== SUPPLIED INFORMATION

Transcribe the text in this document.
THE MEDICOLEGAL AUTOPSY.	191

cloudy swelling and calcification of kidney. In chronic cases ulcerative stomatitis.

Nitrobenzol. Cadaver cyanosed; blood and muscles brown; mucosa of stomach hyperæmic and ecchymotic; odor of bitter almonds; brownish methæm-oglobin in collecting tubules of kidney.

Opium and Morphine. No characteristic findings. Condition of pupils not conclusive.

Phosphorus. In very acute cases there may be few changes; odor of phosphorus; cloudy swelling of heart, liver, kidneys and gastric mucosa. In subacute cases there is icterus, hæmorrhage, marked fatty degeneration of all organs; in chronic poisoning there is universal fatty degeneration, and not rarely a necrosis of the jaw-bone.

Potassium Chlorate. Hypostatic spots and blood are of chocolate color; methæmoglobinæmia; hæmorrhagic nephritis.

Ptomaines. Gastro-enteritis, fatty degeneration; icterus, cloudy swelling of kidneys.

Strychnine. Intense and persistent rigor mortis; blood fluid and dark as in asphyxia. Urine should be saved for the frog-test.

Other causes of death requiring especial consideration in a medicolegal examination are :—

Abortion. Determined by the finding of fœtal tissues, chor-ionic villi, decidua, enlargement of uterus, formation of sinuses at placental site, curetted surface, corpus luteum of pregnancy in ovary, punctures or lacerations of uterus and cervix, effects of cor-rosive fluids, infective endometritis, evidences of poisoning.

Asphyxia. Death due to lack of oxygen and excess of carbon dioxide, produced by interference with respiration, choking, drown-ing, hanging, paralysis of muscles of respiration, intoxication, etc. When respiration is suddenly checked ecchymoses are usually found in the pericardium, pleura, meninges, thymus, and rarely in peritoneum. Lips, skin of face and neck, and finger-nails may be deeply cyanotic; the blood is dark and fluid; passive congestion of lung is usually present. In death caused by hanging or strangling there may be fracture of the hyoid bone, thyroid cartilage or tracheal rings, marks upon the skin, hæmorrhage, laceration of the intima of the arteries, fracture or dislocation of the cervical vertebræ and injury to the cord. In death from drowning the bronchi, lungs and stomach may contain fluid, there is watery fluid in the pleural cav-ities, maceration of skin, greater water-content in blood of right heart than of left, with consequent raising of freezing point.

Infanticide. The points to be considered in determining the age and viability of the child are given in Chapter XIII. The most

====
== SUPPLIED INFORMATION

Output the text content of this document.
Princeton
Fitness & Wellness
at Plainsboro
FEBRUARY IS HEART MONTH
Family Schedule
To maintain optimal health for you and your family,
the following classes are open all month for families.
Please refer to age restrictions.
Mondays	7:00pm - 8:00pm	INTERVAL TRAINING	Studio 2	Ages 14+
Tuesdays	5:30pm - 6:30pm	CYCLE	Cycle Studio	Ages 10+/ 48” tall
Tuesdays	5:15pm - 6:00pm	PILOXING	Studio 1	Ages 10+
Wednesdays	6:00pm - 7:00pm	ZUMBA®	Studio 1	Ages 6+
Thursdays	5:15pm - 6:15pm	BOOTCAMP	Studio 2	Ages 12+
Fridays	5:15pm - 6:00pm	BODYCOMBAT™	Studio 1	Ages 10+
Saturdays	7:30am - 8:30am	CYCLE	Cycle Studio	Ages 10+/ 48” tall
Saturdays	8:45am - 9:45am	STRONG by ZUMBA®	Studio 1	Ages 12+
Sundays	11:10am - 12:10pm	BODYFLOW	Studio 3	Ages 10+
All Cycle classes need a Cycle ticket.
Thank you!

====

[EXERCISE OBJECTIVE]:
In the listing above, count each line that holds the string "kidneys". Give the number only.

[FULL SOLUTION]:
2